**WHAT THE TASK ASKS**
Retype each line exactly. Skip images.

## start PROVIDED DATA

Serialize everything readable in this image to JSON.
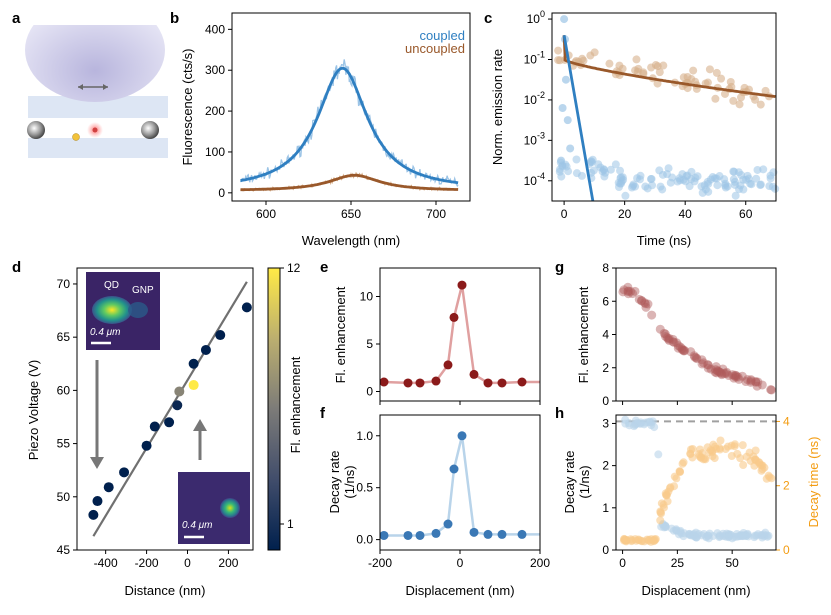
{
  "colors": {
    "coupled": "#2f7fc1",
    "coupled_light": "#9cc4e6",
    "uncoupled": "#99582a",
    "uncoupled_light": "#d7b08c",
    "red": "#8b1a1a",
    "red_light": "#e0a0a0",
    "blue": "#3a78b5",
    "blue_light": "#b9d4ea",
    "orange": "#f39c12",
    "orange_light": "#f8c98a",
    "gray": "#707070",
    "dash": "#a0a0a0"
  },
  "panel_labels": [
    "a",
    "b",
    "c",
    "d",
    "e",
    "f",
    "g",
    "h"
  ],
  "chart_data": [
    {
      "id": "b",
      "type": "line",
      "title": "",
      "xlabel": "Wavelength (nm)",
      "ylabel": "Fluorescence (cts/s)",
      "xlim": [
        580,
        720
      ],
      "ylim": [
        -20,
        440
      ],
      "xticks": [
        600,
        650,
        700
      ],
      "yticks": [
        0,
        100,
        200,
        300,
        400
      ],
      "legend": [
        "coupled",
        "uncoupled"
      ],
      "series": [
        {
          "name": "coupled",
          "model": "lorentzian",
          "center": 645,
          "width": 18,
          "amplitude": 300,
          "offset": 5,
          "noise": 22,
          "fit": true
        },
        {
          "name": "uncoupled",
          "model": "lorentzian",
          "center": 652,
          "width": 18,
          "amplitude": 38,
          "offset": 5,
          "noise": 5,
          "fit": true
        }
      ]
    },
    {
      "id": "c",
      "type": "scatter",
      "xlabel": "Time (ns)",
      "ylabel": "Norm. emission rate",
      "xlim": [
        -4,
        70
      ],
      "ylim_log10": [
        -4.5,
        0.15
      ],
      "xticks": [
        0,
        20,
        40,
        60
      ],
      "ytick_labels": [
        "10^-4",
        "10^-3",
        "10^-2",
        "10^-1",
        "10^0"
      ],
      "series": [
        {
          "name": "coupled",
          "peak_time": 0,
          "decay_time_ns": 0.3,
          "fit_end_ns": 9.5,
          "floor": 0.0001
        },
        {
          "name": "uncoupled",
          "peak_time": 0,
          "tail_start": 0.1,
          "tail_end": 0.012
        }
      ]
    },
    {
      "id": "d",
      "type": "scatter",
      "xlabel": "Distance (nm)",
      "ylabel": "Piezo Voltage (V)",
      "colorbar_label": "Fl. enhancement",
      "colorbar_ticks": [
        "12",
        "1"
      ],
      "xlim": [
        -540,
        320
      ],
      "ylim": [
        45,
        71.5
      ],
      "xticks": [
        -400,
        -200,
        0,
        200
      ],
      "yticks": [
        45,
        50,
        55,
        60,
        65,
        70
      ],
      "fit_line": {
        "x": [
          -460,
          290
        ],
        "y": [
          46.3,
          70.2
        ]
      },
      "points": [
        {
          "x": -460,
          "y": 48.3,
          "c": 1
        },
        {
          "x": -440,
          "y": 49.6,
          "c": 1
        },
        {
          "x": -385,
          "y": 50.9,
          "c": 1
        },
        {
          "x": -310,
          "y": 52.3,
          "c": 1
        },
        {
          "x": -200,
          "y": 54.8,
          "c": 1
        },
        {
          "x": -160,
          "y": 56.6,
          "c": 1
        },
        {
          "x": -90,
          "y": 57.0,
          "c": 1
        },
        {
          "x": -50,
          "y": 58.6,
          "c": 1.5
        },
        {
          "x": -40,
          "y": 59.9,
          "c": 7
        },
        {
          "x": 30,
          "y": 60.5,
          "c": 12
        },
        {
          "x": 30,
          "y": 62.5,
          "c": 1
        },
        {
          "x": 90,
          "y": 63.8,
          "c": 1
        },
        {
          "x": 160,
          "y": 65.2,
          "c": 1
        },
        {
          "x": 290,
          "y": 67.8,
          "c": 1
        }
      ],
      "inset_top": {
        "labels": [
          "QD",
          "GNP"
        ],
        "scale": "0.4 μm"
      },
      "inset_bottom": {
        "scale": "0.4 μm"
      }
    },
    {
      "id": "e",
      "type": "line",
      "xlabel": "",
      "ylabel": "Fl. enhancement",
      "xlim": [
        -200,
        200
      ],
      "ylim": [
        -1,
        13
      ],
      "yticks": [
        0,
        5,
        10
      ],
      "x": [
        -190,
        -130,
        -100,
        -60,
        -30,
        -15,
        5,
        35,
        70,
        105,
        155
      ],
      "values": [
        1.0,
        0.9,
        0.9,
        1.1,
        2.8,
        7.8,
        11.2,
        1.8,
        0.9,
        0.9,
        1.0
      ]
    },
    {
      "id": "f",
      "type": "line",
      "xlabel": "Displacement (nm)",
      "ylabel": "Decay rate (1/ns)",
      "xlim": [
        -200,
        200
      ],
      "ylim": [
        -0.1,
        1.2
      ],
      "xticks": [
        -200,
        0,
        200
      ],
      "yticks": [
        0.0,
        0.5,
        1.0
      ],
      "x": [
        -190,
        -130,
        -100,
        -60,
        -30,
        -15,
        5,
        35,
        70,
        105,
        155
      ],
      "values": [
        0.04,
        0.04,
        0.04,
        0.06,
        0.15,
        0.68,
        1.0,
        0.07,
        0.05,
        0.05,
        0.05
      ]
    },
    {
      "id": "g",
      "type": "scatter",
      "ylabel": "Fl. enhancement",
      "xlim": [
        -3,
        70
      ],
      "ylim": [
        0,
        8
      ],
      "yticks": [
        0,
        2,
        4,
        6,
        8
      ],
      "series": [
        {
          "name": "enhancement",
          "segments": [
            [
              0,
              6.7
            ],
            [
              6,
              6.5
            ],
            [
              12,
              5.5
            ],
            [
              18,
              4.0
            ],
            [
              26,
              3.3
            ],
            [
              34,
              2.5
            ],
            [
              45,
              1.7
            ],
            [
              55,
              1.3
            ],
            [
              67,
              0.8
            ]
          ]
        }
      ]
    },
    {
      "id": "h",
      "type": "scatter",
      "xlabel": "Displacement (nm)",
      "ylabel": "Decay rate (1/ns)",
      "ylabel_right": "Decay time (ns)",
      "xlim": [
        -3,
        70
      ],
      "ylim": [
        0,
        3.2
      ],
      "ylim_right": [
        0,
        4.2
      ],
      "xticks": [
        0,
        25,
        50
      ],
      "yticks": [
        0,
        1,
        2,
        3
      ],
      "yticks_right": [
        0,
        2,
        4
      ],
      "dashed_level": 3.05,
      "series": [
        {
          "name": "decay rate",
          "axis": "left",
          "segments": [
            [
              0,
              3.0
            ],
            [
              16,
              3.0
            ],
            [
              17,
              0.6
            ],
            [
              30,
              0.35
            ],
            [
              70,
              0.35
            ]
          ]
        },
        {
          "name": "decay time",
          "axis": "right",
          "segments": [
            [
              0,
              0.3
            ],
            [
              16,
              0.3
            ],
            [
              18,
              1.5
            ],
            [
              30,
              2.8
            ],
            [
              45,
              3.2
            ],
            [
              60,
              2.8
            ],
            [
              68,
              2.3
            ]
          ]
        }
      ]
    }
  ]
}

## end PROVIDED DATA

**REPLY TO THE TASK**
Serialize everything readable in this image to JSON.
{
  "colors": {
    "coupled": "#2f7fc1",
    "coupled_light": "#9cc4e6",
    "uncoupled": "#99582a",
    "uncoupled_light": "#d7b08c",
    "red": "#8b1a1a",
    "red_light": "#e0a0a0",
    "blue": "#3a78b5",
    "blue_light": "#b9d4ea",
    "orange": "#f39c12",
    "orange_light": "#f8c98a",
    "gray": "#707070",
    "dash": "#a0a0a0"
  },
  "panel_labels": [
    "a",
    "b",
    "c",
    "d",
    "e",
    "f",
    "g",
    "h"
  ],
  "chart_data": [
    {
      "id": "b",
      "type": "line",
      "title": "",
      "xlabel": "Wavelength (nm)",
      "ylabel": "Fluorescence (cts/s)",
      "xlim": [
        580,
        720
      ],
      "ylim": [
        -20,
        440
      ],
      "xticks": [
        600,
        650,
        700
      ],
      "yticks": [
        0,
        100,
        200,
        300,
        400
      ],
      "legend": [
        "coupled",
        "uncoupled"
      ],
      "series": [
        {
          "name": "coupled",
          "model": "lorentzian",
          "center": 645,
          "width": 18,
          "amplitude": 300,
          "offset": 5,
          "noise": 22,
          "fit": true
        },
        {
          "name": "uncoupled",
          "model": "lorentzian",
          "center": 652,
          "width": 18,
          "amplitude": 38,
          "offset": 5,
          "noise": 5,
          "fit": true
        }
      ]
    },
    {
      "id": "c",
      "type": "scatter",
      "xlabel": "Time (ns)",
      "ylabel": "Norm. emission rate",
      "xlim": [
        -4,
        70
      ],
      "ylim_log10": [
        -4.5,
        0.15
      ],
      "xticks": [
        0,
        20,
        40,
        60
      ],
      "ytick_labels": [
        "10^-4",
        "10^-3",
        "10^-2",
        "10^-1",
        "10^0"
      ],
      "series": [
        {
          "name": "coupled",
          "peak_time": 0,
          "decay_time_ns": 0.3,
          "fit_end_ns": 9.5,
          "floor": 0.0001
        },
        {
          "name": "uncoupled",
          "peak_time": 0,
          "tail_start": 0.1,
          "tail_end": 0.012
        }
      ]
    },
    {
      "id": "d",
      "type": "scatter",
      "xlabel": "Distance (nm)",
      "ylabel": "Piezo Voltage (V)",
      "colorbar_label": "Fl. enhancement",
      "colorbar_ticks": [
        "12",
        "1"
      ],
      "xlim": [
        -540,
        320
      ],
      "ylim": [
        45,
        71.5
      ],
      "xticks": [
        -400,
        -200,
        0,
        200
      ],
      "yticks": [
        45,
        50,
        55,
        60,
        65,
        70
      ],
      "fit_line": {
        "x": [
          -460,
          290
        ],
        "y": [
          46.3,
          70.2
        ]
      },
      "points": [
        {
          "x": -460,
          "y": 48.3,
          "c": 1
        },
        {
          "x": -440,
          "y": 49.6,
          "c": 1
        },
        {
          "x": -385,
          "y": 50.9,
          "c": 1
        },
        {
          "x": -310,
          "y": 52.3,
          "c": 1
        },
        {
          "x": -200,
          "y": 54.8,
          "c": 1
        },
        {
          "x": -160,
          "y": 56.6,
          "c": 1
        },
        {
          "x": -90,
          "y": 57.0,
          "c": 1
        },
        {
          "x": -50,
          "y": 58.6,
          "c": 1.5
        },
        {
          "x": -40,
          "y": 59.9,
          "c": 7
        },
        {
          "x": 30,
          "y": 60.5,
          "c": 12
        },
        {
          "x": 30,
          "y": 62.5,
          "c": 1
        },
        {
          "x": 90,
          "y": 63.8,
          "c": 1
        },
        {
          "x": 160,
          "y": 65.2,
          "c": 1
        },
        {
          "x": 290,
          "y": 67.8,
          "c": 1
        }
      ],
      "inset_top": {
        "labels": [
          "QD",
          "GNP"
        ],
        "scale": "0.4 μm"
      },
      "inset_bottom": {
        "scale": "0.4 μm"
      }
    },
    {
      "id": "e",
      "type": "line",
      "xlabel": "",
      "ylabel": "Fl. enhancement",
      "xlim": [
        -200,
        200
      ],
      "ylim": [
        -1,
        13
      ],
      "yticks": [
        0,
        5,
        10
      ],
      "x": [
        -190,
        -130,
        -100,
        -60,
        -30,
        -15,
        5,
        35,
        70,
        105,
        155
      ],
      "values": [
        1.0,
        0.9,
        0.9,
        1.1,
        2.8,
        7.8,
        11.2,
        1.8,
        0.9,
        0.9,
        1.0
      ]
    },
    {
      "id": "f",
      "type": "line",
      "xlabel": "Displacement (nm)",
      "ylabel": "Decay rate (1/ns)",
      "xlim": [
        -200,
        200
      ],
      "ylim": [
        -0.1,
        1.2
      ],
      "xticks": [
        -200,
        0,
        200
      ],
      "yticks": [
        0.0,
        0.5,
        1.0
      ],
      "x": [
        -190,
        -130,
        -100,
        -60,
        -30,
        -15,
        5,
        35,
        70,
        105,
        155
      ],
      "values": [
        0.04,
        0.04,
        0.04,
        0.06,
        0.15,
        0.68,
        1.0,
        0.07,
        0.05,
        0.05,
        0.05
      ]
    },
    {
      "id": "g",
      "type": "scatter",
      "ylabel": "Fl. enhancement",
      "xlim": [
        -3,
        70
      ],
      "ylim": [
        0,
        8
      ],
      "yticks": [
        0,
        2,
        4,
        6,
        8
      ],
      "series": [
        {
          "name": "enhancement",
          "segments": [
            [
              0,
              6.7
            ],
            [
              6,
              6.5
            ],
            [
              12,
              5.5
            ],
            [
              18,
              4.0
            ],
            [
              26,
              3.3
            ],
            [
              34,
              2.5
            ],
            [
              45,
              1.7
            ],
            [
              55,
              1.3
            ],
            [
              67,
              0.8
            ]
          ]
        }
      ]
    },
    {
      "id": "h",
      "type": "scatter",
      "xlabel": "Displacement (nm)",
      "ylabel": "Decay rate (1/ns)",
      "ylabel_right": "Decay time (ns)",
      "xlim": [
        -3,
        70
      ],
      "ylim": [
        0,
        3.2
      ],
      "ylim_right": [
        0,
        4.2
      ],
      "xticks": [
        0,
        25,
        50
      ],
      "yticks": [
        0,
        1,
        2,
        3
      ],
      "yticks_right": [
        0,
        2,
        4
      ],
      "dashed_level": 3.05,
      "series": [
        {
          "name": "decay rate",
          "axis": "left",
          "segments": [
            [
              0,
              3.0
            ],
            [
              16,
              3.0
            ],
            [
              17,
              0.6
            ],
            [
              30,
              0.35
            ],
            [
              70,
              0.35
            ]
          ]
        },
        {
          "name": "decay time",
          "axis": "right",
          "segments": [
            [
              0,
              0.3
            ],
            [
              16,
              0.3
            ],
            [
              18,
              1.5
            ],
            [
              30,
              2.8
            ],
            [
              45,
              3.2
            ],
            [
              60,
              2.8
            ],
            [
              68,
              2.3
            ]
          ]
        }
      ]
    }
  ]
}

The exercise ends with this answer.